==== RECORDS FOR PROCESSING

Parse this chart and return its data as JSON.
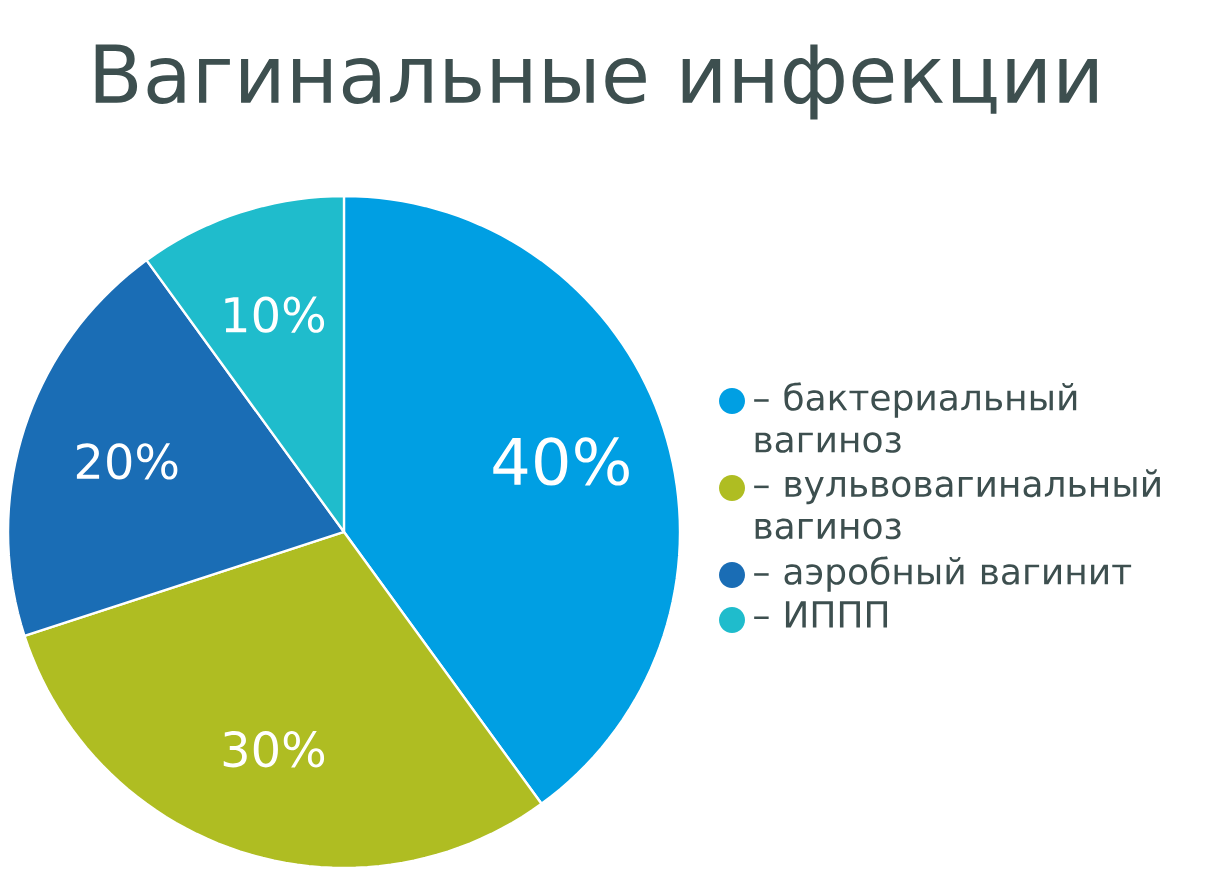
{
  "chart_data": {
    "type": "pie",
    "title": "Вагинальные инфекции",
    "categories": [
      "– бактериальный вагиноз",
      "– вульвовагинальный вагиноз",
      "– аэробный вагинит",
      "– ИППП"
    ],
    "values": [
      40,
      30,
      20,
      10
    ],
    "colors": [
      "#009fe3",
      "#afbd22",
      "#1a6db5",
      "#1fbccc"
    ],
    "value_labels": [
      "40%",
      "30%",
      "20%",
      "10%"
    ],
    "legend": "right"
  }
}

========

DIRECTIONS:
The listing above needs to be output again exactly. Don't include the pictures.

SOLUTION TO THIS PROBLEM:
Parse this chart and return its data as JSON.
{
  "chart_data": {
    "type": "pie",
    "title": "Вагинальные инфекции",
    "categories": [
      "– бактериальный вагиноз",
      "– вульвовагинальный вагиноз",
      "– аэробный вагинит",
      "– ИППП"
    ],
    "values": [
      40,
      30,
      20,
      10
    ],
    "colors": [
      "#009fe3",
      "#afbd22",
      "#1a6db5",
      "#1fbccc"
    ],
    "value_labels": [
      "40%",
      "30%",
      "20%",
      "10%"
    ],
    "legend": "right"
  }
}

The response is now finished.